What follows are records. Restate all of them word for word.

[Records from a dataset]
<<<<

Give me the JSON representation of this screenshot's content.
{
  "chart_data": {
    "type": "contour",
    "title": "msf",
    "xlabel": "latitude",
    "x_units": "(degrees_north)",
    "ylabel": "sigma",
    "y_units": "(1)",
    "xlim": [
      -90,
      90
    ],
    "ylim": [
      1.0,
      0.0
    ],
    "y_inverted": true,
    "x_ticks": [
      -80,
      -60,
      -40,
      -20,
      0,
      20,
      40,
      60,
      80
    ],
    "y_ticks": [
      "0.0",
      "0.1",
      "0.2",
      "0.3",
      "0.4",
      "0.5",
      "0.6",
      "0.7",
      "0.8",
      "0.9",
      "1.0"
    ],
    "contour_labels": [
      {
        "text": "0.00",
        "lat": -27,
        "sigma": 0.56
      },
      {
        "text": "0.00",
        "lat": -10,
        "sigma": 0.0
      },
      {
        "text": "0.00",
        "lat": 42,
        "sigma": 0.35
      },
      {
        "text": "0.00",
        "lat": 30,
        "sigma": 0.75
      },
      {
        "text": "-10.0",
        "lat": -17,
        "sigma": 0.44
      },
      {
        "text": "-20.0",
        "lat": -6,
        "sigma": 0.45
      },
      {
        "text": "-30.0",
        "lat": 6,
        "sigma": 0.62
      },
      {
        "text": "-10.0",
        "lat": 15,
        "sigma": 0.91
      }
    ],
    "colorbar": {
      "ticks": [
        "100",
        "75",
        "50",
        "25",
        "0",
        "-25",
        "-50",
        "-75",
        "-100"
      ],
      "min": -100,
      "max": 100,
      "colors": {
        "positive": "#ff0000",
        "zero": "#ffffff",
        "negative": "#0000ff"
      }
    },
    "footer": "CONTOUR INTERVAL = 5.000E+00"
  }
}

>>>>

— ANSWER FOR THE TASK —
Give me the JSON representation of this screenshot's content.
{
  "chart_data": {
    "type": "contour",
    "title": "msf",
    "xlabel": "latitude",
    "x_units": "(degrees_north)",
    "ylabel": "sigma",
    "y_units": "(1)",
    "xlim": [
      -90,
      90
    ],
    "ylim": [
      1.0,
      0.0
    ],
    "y_inverted": true,
    "x_ticks": [
      -80,
      -60,
      -40,
      -20,
      0,
      20,
      40,
      60,
      80
    ],
    "y_ticks": [
      "0.0",
      "0.1",
      "0.2",
      "0.3",
      "0.4",
      "0.5",
      "0.6",
      "0.7",
      "0.8",
      "0.9",
      "1.0"
    ],
    "contour_labels": [
      {
        "text": "0.00",
        "lat": -27,
        "sigma": 0.56
      },
      {
        "text": "0.00",
        "lat": -10,
        "sigma": 0.0
      },
      {
        "text": "0.00",
        "lat": 42,
        "sigma": 0.35
      },
      {
        "text": "0.00",
        "lat": 30,
        "sigma": 0.75
      },
      {
        "text": "-10.0",
        "lat": -17,
        "sigma": 0.44
      },
      {
        "text": "-20.0",
        "lat": -6,
        "sigma": 0.45
      },
      {
        "text": "-30.0",
        "lat": 6,
        "sigma": 0.62
      },
      {
        "text": "-10.0",
        "lat": 15,
        "sigma": 0.91
      }
    ],
    "colorbar": {
      "ticks": [
        "100",
        "75",
        "50",
        "25",
        "0",
        "-25",
        "-50",
        "-75",
        "-100"
      ],
      "min": -100,
      "max": 100,
      "colors": {
        "positive": "#ff0000",
        "zero": "#ffffff",
        "negative": "#0000ff"
      }
    },
    "footer": "CONTOUR INTERVAL = 5.000E+00"
  }
}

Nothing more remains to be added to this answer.